(Records that describe figures)

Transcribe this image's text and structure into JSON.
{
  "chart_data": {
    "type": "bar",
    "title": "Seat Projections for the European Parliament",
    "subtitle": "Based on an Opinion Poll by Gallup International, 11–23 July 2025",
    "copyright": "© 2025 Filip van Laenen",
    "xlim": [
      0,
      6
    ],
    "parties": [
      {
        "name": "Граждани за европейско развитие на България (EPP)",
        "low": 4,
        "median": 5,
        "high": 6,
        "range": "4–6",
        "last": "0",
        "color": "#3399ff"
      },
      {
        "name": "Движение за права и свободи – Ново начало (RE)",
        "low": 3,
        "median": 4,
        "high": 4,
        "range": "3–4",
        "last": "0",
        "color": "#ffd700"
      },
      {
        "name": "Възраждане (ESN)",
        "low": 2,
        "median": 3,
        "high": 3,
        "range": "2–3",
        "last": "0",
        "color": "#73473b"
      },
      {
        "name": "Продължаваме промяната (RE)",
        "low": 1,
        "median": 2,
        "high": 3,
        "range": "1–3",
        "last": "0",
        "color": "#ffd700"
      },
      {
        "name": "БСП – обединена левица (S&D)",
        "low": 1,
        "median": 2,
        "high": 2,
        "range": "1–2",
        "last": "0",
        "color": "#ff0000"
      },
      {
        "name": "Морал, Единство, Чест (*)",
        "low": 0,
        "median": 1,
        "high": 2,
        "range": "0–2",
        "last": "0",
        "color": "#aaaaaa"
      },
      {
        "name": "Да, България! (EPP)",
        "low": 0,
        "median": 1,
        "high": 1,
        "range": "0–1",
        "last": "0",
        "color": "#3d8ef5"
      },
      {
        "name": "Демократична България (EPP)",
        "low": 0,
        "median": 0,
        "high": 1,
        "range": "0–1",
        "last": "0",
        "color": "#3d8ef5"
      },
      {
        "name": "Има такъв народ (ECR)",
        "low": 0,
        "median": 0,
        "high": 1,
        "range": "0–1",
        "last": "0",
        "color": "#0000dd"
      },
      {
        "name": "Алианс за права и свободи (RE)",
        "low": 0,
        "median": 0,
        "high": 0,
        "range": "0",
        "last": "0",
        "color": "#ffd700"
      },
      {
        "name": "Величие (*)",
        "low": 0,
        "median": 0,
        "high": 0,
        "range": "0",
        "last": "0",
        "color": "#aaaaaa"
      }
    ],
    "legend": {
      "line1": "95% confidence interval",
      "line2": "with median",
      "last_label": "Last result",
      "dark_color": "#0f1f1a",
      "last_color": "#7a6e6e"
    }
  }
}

• [Prompt]
All records above must be set down exactly, please.

• [Result of this exercise]
Transcribe this image's text and structure into JSON.
{
  "chart_data": {
    "type": "bar",
    "title": "Seat Projections for the European Parliament",
    "subtitle": "Based on an Opinion Poll by Gallup International, 11–23 July 2025",
    "copyright": "© 2025 Filip van Laenen",
    "xlim": [
      0,
      6
    ],
    "parties": [
      {
        "name": "Граждани за европейско развитие на България (EPP)",
        "low": 4,
        "median": 5,
        "high": 6,
        "range": "4–6",
        "last": "0",
        "color": "#3399ff"
      },
      {
        "name": "Движение за права и свободи – Ново начало (RE)",
        "low": 3,
        "median": 4,
        "high": 4,
        "range": "3–4",
        "last": "0",
        "color": "#ffd700"
      },
      {
        "name": "Възраждане (ESN)",
        "low": 2,
        "median": 3,
        "high": 3,
        "range": "2–3",
        "last": "0",
        "color": "#73473b"
      },
      {
        "name": "Продължаваме промяната (RE)",
        "low": 1,
        "median": 2,
        "high": 3,
        "range": "1–3",
        "last": "0",
        "color": "#ffd700"
      },
      {
        "name": "БСП – обединена левица (S&D)",
        "low": 1,
        "median": 2,
        "high": 2,
        "range": "1–2",
        "last": "0",
        "color": "#ff0000"
      },
      {
        "name": "Морал, Единство, Чест (*)",
        "low": 0,
        "median": 1,
        "high": 2,
        "range": "0–2",
        "last": "0",
        "color": "#aaaaaa"
      },
      {
        "name": "Да, България! (EPP)",
        "low": 0,
        "median": 1,
        "high": 1,
        "range": "0–1",
        "last": "0",
        "color": "#3d8ef5"
      },
      {
        "name": "Демократична България (EPP)",
        "low": 0,
        "median": 0,
        "high": 1,
        "range": "0–1",
        "last": "0",
        "color": "#3d8ef5"
      },
      {
        "name": "Има такъв народ (ECR)",
        "low": 0,
        "median": 0,
        "high": 1,
        "range": "0–1",
        "last": "0",
        "color": "#0000dd"
      },
      {
        "name": "Алианс за права и свободи (RE)",
        "low": 0,
        "median": 0,
        "high": 0,
        "range": "0",
        "last": "0",
        "color": "#ffd700"
      },
      {
        "name": "Величие (*)",
        "low": 0,
        "median": 0,
        "high": 0,
        "range": "0",
        "last": "0",
        "color": "#aaaaaa"
      }
    ],
    "legend": {
      "line1": "95% confidence interval",
      "line2": "with median",
      "last_label": "Last result",
      "dark_color": "#0f1f1a",
      "last_color": "#7a6e6e"
    }
  }
}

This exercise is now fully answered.